Identify the lines that contain the string "Emotional" and report only how many there are.

________________

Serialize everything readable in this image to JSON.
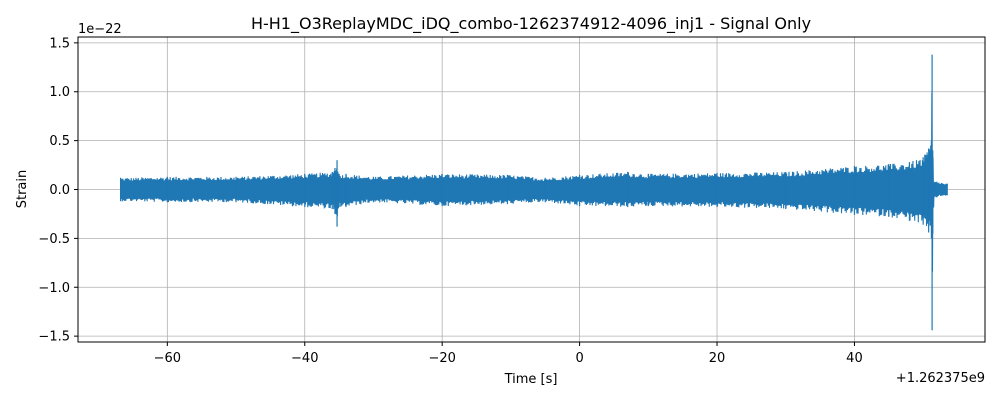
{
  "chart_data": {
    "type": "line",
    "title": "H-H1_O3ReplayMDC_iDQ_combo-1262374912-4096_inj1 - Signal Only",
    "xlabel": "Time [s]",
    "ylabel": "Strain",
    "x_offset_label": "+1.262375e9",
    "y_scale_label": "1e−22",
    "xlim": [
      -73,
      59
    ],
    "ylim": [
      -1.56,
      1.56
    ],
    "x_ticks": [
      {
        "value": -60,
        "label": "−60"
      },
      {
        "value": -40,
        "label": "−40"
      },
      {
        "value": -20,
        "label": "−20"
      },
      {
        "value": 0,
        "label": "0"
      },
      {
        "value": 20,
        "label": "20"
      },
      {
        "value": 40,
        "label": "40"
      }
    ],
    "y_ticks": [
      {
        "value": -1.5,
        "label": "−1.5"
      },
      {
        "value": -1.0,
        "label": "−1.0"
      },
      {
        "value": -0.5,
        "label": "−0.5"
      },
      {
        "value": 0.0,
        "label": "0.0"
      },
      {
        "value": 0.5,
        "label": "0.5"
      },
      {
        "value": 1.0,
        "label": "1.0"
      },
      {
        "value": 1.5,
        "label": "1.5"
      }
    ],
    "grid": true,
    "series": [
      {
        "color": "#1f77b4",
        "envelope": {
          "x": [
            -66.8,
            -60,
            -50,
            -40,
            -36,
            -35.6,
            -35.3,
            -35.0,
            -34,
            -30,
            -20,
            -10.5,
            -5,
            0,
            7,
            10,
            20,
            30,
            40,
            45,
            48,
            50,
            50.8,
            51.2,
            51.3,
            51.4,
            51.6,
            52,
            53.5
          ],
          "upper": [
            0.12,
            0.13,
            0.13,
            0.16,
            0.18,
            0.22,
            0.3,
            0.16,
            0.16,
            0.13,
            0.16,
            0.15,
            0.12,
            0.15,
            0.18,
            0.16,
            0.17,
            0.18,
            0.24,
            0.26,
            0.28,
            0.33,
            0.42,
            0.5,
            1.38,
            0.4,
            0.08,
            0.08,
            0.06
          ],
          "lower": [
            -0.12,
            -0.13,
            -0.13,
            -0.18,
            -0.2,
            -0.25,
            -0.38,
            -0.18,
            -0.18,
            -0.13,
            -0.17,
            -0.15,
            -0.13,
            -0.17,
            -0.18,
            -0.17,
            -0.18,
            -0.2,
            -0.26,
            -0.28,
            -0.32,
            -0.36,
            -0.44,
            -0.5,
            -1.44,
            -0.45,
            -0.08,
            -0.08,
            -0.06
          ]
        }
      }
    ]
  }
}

________________

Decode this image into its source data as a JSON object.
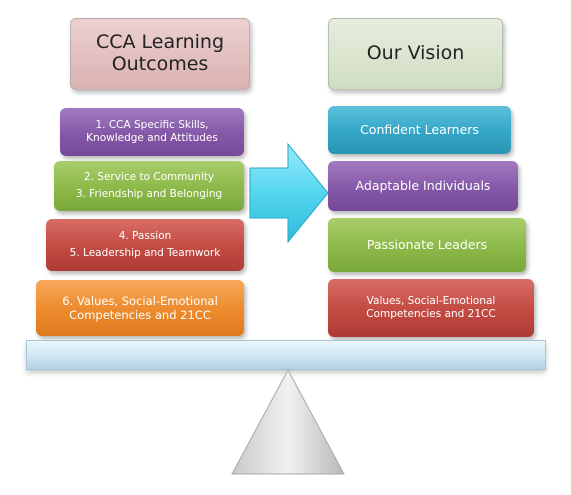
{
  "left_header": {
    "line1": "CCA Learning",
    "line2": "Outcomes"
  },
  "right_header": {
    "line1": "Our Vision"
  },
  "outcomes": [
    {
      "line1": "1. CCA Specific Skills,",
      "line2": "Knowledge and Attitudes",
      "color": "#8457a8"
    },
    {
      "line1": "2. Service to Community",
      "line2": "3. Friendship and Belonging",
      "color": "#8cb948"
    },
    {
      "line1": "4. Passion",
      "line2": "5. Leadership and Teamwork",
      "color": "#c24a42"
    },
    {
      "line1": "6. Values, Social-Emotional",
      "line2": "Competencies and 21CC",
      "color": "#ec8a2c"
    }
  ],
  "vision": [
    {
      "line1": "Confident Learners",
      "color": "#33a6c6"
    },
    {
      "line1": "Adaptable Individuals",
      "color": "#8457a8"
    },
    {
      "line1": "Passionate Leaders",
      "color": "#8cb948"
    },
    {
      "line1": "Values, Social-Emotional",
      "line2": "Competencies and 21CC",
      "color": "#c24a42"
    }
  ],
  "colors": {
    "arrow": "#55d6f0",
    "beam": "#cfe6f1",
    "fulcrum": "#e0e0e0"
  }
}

________________

Solution to the exercise
2